#### Raw records ####

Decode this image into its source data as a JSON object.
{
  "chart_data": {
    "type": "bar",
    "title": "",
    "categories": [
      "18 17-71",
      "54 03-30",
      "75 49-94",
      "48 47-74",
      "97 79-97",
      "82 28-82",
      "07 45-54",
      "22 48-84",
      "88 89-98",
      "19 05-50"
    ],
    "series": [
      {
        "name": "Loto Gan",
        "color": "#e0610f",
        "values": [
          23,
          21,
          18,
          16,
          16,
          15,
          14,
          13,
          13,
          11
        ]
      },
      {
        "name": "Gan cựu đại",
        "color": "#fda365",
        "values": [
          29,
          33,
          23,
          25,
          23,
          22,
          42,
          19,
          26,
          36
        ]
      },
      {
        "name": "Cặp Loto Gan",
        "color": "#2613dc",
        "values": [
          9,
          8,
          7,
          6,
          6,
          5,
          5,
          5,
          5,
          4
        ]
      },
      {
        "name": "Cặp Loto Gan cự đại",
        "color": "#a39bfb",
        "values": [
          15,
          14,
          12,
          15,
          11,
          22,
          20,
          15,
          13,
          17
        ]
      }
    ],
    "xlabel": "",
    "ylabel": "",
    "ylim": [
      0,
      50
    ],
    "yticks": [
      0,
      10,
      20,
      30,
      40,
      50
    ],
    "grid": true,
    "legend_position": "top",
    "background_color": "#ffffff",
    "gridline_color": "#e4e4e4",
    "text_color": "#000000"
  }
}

####
#### Raw records ####

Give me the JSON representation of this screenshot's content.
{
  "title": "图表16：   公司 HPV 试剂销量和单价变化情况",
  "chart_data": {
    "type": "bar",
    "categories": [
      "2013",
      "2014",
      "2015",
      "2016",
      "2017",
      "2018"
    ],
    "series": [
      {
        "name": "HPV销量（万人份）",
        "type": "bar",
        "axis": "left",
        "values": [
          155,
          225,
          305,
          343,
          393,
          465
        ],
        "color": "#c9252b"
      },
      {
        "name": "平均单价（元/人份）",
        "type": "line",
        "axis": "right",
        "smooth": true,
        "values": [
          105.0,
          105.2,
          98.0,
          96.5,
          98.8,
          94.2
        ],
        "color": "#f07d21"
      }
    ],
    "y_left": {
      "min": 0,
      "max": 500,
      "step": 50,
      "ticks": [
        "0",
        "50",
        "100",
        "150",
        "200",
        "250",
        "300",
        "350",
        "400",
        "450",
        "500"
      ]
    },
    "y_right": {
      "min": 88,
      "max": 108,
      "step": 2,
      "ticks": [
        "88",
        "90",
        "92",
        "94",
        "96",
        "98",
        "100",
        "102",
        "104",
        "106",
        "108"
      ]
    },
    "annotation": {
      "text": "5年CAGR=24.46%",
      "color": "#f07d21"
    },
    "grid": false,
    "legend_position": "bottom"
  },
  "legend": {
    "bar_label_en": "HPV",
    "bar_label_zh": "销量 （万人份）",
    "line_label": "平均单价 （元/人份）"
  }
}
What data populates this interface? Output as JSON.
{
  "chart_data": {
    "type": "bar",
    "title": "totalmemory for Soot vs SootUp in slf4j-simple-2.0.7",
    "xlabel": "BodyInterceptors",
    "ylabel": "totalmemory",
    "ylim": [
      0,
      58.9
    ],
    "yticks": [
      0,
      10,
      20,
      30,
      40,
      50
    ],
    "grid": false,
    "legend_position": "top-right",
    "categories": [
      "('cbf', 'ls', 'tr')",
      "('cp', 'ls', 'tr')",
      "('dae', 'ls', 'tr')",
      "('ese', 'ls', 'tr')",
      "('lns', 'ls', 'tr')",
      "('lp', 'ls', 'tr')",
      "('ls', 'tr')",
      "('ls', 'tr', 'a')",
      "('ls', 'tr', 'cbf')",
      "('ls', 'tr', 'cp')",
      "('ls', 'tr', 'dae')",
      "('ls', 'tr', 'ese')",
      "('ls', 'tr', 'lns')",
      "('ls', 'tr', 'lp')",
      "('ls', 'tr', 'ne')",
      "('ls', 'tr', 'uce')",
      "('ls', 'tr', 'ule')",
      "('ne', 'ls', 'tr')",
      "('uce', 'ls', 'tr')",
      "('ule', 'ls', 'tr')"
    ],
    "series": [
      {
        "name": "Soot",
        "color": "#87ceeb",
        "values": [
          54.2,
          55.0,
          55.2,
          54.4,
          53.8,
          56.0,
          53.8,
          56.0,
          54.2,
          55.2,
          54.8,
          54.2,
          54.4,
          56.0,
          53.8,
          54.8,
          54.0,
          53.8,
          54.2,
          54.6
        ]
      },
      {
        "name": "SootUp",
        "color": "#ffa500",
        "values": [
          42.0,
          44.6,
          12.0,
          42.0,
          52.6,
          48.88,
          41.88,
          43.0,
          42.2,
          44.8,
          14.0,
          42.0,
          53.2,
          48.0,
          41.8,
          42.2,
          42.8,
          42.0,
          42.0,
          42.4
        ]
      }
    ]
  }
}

####

> _Exercise prompt_: Across the records, count the lines holding the string "Loto". Give the number and stop.

> _Correct response_: 3